---------- RECORDED INFORMATION

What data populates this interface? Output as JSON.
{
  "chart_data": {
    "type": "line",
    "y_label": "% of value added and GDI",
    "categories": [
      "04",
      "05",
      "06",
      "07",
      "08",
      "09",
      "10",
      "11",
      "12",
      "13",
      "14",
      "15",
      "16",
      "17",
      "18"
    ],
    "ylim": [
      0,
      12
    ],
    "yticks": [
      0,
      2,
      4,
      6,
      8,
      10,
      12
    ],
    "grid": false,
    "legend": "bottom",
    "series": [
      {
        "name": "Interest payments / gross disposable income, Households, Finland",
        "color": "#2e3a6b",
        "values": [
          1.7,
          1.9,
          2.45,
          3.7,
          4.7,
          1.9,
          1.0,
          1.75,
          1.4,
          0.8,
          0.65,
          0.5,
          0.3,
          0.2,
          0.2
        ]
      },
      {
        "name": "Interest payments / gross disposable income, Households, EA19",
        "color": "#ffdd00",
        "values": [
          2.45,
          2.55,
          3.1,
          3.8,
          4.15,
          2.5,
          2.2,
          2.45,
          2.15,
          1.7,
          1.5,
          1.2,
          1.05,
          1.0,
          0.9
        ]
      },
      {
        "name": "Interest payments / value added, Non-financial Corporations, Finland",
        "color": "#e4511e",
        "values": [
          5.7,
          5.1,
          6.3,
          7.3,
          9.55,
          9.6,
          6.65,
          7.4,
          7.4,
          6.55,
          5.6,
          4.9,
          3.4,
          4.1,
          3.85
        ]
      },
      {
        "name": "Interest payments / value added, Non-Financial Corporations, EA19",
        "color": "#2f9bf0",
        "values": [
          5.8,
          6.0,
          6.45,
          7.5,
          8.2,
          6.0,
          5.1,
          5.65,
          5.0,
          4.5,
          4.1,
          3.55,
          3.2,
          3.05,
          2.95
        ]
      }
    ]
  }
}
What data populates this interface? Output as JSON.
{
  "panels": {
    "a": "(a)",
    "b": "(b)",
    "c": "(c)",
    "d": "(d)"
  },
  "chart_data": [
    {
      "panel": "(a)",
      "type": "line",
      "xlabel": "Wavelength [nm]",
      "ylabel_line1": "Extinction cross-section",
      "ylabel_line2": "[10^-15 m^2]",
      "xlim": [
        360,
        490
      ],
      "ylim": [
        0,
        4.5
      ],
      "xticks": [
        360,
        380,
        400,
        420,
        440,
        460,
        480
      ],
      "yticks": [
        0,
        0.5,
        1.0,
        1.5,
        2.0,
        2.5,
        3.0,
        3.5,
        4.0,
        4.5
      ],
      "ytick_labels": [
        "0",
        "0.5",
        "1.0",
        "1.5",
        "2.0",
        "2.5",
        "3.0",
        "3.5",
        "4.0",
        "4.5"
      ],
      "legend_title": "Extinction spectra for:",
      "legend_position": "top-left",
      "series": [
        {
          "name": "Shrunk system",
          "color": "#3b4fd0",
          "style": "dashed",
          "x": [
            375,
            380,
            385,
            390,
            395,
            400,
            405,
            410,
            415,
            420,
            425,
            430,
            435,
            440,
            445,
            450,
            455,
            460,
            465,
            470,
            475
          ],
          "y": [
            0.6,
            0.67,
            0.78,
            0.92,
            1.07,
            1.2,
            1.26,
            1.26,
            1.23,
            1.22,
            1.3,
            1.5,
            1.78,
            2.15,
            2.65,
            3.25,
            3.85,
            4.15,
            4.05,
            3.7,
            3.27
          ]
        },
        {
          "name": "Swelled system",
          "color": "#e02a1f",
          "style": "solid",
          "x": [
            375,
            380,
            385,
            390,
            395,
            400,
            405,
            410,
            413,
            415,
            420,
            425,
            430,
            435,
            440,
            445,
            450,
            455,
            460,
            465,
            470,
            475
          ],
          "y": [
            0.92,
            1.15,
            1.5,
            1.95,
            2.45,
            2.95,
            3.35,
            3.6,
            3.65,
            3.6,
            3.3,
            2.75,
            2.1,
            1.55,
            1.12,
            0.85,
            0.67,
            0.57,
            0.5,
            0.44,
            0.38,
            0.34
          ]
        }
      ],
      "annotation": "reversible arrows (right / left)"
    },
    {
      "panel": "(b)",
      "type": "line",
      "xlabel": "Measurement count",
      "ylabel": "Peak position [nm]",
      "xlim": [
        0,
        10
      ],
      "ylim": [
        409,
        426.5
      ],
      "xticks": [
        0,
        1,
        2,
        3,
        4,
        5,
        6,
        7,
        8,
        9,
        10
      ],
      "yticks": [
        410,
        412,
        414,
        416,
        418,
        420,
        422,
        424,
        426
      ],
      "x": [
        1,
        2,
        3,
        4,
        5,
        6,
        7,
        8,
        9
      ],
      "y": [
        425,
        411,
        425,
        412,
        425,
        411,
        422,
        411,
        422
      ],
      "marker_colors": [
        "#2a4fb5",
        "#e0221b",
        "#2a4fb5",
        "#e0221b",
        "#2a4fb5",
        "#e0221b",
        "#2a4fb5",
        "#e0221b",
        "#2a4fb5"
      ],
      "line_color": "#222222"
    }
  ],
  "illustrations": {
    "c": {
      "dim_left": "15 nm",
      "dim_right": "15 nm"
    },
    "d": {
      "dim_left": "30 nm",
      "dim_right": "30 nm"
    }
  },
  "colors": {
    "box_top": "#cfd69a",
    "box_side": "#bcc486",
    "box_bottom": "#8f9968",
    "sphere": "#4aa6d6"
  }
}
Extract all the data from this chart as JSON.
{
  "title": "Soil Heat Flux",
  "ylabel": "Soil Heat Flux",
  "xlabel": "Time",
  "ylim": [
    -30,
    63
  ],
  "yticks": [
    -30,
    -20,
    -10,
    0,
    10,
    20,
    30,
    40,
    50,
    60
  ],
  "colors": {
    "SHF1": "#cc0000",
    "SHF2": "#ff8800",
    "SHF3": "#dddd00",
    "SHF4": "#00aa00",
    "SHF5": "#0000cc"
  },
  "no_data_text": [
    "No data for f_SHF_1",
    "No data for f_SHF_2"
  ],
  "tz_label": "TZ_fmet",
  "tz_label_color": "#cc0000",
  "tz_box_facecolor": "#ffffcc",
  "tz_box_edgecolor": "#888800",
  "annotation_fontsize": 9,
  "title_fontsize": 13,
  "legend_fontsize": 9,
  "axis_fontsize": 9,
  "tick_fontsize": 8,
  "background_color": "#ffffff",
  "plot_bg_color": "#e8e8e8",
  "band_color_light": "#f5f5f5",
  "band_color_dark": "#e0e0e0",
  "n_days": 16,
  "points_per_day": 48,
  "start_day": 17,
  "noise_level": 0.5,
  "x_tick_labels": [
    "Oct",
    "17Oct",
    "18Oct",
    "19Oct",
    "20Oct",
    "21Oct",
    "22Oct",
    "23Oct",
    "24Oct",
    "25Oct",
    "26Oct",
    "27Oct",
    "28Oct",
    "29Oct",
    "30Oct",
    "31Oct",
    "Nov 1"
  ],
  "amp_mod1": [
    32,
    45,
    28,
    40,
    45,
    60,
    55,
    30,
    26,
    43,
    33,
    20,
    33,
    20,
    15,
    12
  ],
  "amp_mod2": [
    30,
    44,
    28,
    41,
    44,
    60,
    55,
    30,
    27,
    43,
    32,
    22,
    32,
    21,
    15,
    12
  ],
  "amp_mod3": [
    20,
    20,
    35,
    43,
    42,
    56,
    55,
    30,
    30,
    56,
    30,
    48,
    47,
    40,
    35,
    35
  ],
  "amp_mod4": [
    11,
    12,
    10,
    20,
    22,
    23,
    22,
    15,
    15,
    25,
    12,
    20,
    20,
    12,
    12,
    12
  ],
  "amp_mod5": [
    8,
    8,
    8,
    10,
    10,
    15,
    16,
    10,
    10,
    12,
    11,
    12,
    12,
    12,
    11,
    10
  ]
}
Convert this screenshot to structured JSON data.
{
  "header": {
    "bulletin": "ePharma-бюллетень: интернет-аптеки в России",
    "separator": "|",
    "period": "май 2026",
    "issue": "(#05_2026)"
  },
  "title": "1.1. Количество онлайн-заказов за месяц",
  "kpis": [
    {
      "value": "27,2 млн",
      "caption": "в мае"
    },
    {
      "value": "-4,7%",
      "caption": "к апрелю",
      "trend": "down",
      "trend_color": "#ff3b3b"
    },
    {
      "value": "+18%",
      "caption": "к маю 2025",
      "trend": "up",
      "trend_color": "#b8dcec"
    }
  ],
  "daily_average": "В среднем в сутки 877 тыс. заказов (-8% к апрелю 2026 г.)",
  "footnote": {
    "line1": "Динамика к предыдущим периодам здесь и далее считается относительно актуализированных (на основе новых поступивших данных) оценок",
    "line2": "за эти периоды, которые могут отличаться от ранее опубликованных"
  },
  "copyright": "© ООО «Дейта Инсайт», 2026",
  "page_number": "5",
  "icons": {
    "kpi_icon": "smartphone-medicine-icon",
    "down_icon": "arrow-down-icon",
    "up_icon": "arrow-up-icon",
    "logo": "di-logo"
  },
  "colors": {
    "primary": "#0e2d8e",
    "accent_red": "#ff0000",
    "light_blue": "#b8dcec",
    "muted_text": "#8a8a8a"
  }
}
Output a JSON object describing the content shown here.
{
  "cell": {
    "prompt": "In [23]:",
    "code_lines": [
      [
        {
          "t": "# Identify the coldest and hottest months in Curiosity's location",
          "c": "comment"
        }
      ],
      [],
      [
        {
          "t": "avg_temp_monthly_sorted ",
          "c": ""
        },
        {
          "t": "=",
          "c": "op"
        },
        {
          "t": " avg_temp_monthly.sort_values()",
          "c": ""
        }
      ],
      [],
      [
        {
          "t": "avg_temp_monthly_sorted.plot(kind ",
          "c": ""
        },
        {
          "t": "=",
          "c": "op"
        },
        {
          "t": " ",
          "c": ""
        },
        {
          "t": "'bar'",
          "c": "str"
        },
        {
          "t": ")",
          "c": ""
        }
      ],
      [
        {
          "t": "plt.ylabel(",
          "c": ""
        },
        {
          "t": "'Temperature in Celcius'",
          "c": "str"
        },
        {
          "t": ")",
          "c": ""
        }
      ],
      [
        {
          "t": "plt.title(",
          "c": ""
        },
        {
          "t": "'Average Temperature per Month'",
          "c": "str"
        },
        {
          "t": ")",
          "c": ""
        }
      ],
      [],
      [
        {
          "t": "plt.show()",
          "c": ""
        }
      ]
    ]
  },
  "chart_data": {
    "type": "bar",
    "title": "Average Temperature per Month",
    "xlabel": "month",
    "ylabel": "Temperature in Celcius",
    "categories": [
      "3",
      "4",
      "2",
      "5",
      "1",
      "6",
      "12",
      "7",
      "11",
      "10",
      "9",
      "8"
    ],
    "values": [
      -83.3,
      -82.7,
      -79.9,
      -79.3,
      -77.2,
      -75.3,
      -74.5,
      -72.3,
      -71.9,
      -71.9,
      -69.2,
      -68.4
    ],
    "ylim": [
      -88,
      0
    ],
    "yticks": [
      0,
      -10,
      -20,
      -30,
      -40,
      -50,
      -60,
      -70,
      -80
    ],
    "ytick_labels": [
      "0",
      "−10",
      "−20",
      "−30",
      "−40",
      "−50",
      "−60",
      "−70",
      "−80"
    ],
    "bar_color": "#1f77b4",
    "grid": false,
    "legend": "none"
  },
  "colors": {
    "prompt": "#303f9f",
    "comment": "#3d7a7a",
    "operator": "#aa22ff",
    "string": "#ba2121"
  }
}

--------------------

__WHAT THE TASK REQUIRES__
Look through the entries above; copy each line where the string "disposable" appears.

__TASK RESULT__
        "name": "Interest payments / gross disposable income, Households, Finland",
        "name": "Interest payments / gross disposable income, Households, EA19",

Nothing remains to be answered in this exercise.